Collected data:
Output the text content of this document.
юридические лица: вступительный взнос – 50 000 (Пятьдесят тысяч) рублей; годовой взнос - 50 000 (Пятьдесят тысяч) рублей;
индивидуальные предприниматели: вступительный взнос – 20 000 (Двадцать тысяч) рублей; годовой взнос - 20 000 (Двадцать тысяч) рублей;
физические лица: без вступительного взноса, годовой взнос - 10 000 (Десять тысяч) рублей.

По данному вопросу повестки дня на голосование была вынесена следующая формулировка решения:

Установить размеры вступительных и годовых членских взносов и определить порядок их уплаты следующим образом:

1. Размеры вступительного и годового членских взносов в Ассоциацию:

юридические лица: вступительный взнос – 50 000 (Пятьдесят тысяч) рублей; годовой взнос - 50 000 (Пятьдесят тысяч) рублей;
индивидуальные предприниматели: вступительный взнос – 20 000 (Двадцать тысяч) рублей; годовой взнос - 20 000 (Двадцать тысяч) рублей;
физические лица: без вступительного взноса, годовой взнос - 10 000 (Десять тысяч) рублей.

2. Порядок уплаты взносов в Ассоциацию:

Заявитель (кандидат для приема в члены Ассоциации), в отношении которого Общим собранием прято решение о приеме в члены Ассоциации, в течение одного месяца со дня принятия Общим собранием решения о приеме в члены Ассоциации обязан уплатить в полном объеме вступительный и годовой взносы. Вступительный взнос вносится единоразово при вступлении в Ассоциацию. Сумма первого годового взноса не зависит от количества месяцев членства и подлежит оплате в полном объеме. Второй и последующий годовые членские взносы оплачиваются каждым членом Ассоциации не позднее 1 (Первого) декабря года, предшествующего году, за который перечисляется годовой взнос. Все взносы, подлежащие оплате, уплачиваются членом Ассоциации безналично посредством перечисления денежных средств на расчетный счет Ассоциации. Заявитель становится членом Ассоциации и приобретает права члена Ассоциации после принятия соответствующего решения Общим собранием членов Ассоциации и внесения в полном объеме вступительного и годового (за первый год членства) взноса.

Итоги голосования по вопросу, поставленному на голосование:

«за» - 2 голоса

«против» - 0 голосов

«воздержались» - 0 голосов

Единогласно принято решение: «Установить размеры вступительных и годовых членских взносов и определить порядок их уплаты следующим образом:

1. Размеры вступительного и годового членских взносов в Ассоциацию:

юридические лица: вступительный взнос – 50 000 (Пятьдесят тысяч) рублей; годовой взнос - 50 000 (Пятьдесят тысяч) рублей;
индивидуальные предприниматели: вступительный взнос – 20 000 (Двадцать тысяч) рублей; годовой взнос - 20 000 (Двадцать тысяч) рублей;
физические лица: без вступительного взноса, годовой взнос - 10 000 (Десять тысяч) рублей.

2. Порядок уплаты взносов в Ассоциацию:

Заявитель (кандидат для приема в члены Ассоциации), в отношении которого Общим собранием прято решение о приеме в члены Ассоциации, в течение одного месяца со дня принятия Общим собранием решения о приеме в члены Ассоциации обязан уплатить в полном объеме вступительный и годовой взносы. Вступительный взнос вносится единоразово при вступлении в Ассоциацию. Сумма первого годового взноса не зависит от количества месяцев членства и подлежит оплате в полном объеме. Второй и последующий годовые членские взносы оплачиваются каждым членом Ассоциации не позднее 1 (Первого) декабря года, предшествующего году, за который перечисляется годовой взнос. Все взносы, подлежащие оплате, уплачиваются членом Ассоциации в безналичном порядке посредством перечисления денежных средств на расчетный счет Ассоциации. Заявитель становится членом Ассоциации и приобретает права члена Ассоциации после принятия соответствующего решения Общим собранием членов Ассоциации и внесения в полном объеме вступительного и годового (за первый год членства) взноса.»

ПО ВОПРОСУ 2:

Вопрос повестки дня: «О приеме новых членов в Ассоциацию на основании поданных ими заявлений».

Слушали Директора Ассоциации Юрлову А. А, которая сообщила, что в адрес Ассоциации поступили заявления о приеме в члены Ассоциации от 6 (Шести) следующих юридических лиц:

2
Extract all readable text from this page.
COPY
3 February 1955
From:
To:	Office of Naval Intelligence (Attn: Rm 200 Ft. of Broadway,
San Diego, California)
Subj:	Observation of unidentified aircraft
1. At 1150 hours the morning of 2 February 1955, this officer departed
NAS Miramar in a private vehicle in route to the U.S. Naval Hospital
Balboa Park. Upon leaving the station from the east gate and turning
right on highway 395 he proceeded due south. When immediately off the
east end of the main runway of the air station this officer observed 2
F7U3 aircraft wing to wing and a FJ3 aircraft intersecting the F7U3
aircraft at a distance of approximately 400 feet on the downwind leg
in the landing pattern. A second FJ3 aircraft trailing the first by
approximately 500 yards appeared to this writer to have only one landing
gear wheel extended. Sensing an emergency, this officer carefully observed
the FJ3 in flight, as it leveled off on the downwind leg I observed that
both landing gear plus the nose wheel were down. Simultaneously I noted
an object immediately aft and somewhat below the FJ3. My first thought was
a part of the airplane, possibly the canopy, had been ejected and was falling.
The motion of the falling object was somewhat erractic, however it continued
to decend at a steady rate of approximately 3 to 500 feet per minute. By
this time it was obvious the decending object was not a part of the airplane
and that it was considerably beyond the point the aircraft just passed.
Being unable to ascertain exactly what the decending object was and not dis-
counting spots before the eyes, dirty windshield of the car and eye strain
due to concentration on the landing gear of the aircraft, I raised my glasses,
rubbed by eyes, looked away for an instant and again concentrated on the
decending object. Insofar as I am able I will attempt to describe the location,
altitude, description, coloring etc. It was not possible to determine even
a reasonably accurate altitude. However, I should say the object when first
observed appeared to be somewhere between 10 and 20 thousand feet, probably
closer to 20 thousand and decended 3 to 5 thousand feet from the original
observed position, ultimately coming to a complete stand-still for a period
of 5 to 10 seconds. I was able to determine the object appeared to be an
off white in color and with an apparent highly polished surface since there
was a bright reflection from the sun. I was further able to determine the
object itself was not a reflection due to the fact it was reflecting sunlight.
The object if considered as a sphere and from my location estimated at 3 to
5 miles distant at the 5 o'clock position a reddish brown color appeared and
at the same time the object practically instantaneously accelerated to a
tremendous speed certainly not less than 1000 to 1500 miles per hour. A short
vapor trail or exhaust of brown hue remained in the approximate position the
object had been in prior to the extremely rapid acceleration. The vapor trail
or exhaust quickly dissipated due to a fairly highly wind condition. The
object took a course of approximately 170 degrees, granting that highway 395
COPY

* **Objective**
Reproduce the material exactly, with every line intact.

* **Solution below**
Output the text content of this document.
юридические лица: вступительный взнос – 50 000 (Пятьдесят тысяч) рублей; годовой взнос - 50 000 (Пятьдесят тысяч) рублей;
индивидуальные предприниматели: вступительный взнос – 20 000 (Двадцать тысяч) рублей; годовой взнос - 20 000 (Двадцать тысяч) рублей;
физические лица: без вступительного взноса, годовой взнос - 10 000 (Десять тысяч) рублей.

По данному вопросу повестки дня на голосование была вынесена следующая формулировка решения:

Установить размеры вступительных и годовых членских взносов и определить порядок их уплаты следующим образом:

1. Размеры вступительного и годового членских взносов в Ассоциацию:

юридические лица: вступительный взнос – 50 000 (Пятьдесят тысяч) рублей; годовой взнос - 50 000 (Пятьдесят тысяч) рублей;
индивидуальные предприниматели: вступительный взнос – 20 000 (Двадцать тысяч) рублей; годовой взнос - 20 000 (Двадцать тысяч) рублей;
физические лица: без вступительного взноса, годовой взнос - 10 000 (Десять тысяч) рублей.

2. Порядок уплаты взносов в Ассоциацию:

Заявитель (кандидат для приема в члены Ассоциации), в отношении которого Общим собранием прято решение о приеме в члены Ассоциации, в течение одного месяца со дня принятия Общим собранием решения о приеме в члены Ассоциации обязан уплатить в полном объеме вступительный и годовой взносы. Вступительный взнос вносится единоразово при вступлении в Ассоциацию. Сумма первого годового взноса не зависит от количества месяцев членства и подлежит оплате в полном объеме. Второй и последующий годовые членские взносы оплачиваются каждым членом Ассоциации не позднее 1 (Первого) декабря года, предшествующего году, за который перечисляется годовой взнос. Все взносы, подлежащие оплате, уплачиваются членом Ассоциации безналично посредством перечисления денежных средств на расчетный счет Ассоциации. Заявитель становится членом Ассоциации и приобретает права члена Ассоциации после принятия соответствующего решения Общим собранием членов Ассоциации и внесения в полном объеме вступительного и годового (за первый год членства) взноса.

Итоги голосования по вопросу, поставленному на голосование:

«за» - 2 голоса

«против» - 0 голосов

«воздержались» - 0 голосов

Единогласно принято решение: «Установить размеры вступительных и годовых членских взносов и определить порядок их уплаты следующим образом:

1. Размеры вступительного и годового членских взносов в Ассоциацию:

юридические лица: вступительный взнос – 50 000 (Пятьдесят тысяч) рублей; годовой взнос - 50 000 (Пятьдесят тысяч) рублей;
индивидуальные предприниматели: вступительный взнос – 20 000 (Двадцать тысяч) рублей; годовой взнос - 20 000 (Двадцать тысяч) рублей;
физические лица: без вступительного взноса, годовой взнос - 10 000 (Десять тысяч) рублей.

2. Порядок уплаты взносов в Ассоциацию:

Заявитель (кандидат для приема в члены Ассоциации), в отношении которого Общим собранием прято решение о приеме в члены Ассоциации, в течение одного месяца со дня принятия Общим собранием решения о приеме в члены Ассоциации обязан уплатить в полном объеме вступительный и годовой взносы. Вступительный взнос вносится единоразово при вступлении в Ассоциацию. Сумма первого годового взноса не зависит от количества месяцев членства и подлежит оплате в полном объеме. Второй и последующий годовые членские взносы оплачиваются каждым членом Ассоциации не позднее 1 (Первого) декабря года, предшествующего году, за который перечисляется годовой взнос. Все взносы, подлежащие оплате, уплачиваются членом Ассоциации в безналичном порядке посредством перечисления денежных средств на расчетный счет Ассоциации. Заявитель становится членом Ассоциации и приобретает права члена Ассоциации после принятия соответствующего решения Общим собранием членов Ассоциации и внесения в полном объеме вступительного и годового (за первый год членства) взноса.»

ПО ВОПРОСУ 2:

Вопрос повестки дня: «О приеме новых членов в Ассоциацию на основании поданных ими заявлений».

Слушали Директора Ассоциации Юрлову А. А, которая сообщила, что в адрес Ассоциации поступили заявления о приеме в члены Ассоциации от 6 (Шести) следующих юридических лиц:

2
Extract all readable text from this page.
COPY
3 February 1955
From:
To:	Office of Naval Intelligence (Attn: Rm 200 Ft. of Broadway,
San Diego, California)
Subj:	Observation of unidentified aircraft
1. At 1150 hours the morning of 2 February 1955, this officer departed
NAS Miramar in a private vehicle in route to the U.S. Naval Hospital
Balboa Park. Upon leaving the station from the east gate and turning
right on highway 395 he proceeded due south. When immediately off the
east end of the main runway of the air station this officer observed 2
F7U3 aircraft wing to wing and a FJ3 aircraft intersecting the F7U3
aircraft at a distance of approximately 400 feet on the downwind leg
in the landing pattern. A second FJ3 aircraft trailing the first by
approximately 500 yards appeared to this writer to have only one landing
gear wheel extended. Sensing an emergency, this officer carefully observed
the FJ3 in flight, as it leveled off on the downwind leg I observed that
both landing gear plus the nose wheel were down. Simultaneously I noted
an object immediately aft and somewhat below the FJ3. My first thought was
a part of the airplane, possibly the canopy, had been ejected and was falling.
The motion of the falling object was somewhat erractic, however it continued
to decend at a steady rate of approximately 3 to 500 feet per minute. By
this time it was obvious the decending object was not a part of the airplane
and that it was considerably beyond the point the aircraft just passed.
Being unable to ascertain exactly what the decending object was and not dis-
counting spots before the eyes, dirty windshield of the car and eye strain
due to concentration on the landing gear of the aircraft, I raised my glasses,
rubbed by eyes, looked away for an instant and again concentrated on the
decending object. Insofar as I am able I will attempt to describe the location,
altitude, description, coloring etc. It was not possible to determine even
a reasonably accurate altitude. However, I should say the object when first
observed appeared to be somewhere between 10 and 20 thousand feet, probably
closer to 20 thousand and decended 3 to 5 thousand feet from the original
observed position, ultimately coming to a complete stand-still for a period
of 5 to 10 seconds. I was able to determine the object appeared to be an
off white in color and with an apparent highly polished surface since there
was a bright reflection from the sun. I was further able to determine the
object itself was not a reflection due to the fact it was reflecting sunlight.
The object if considered as a sphere and from my location estimated at 3 to
5 miles distant at the 5 o'clock position a reddish brown color appeared and
at the same time the object practically instantaneously accelerated to a
tremendous speed certainly not less than 1000 to 1500 miles per hour. A short
vapor trail or exhaust of brown hue remained in the approximate position the
object had been in prior to the extremely rapid acceleration. The vapor trail
or exhaust quickly dissipated due to a fairly highly wind condition. The
object took a course of approximately 170 degrees, granting that highway 395
COPY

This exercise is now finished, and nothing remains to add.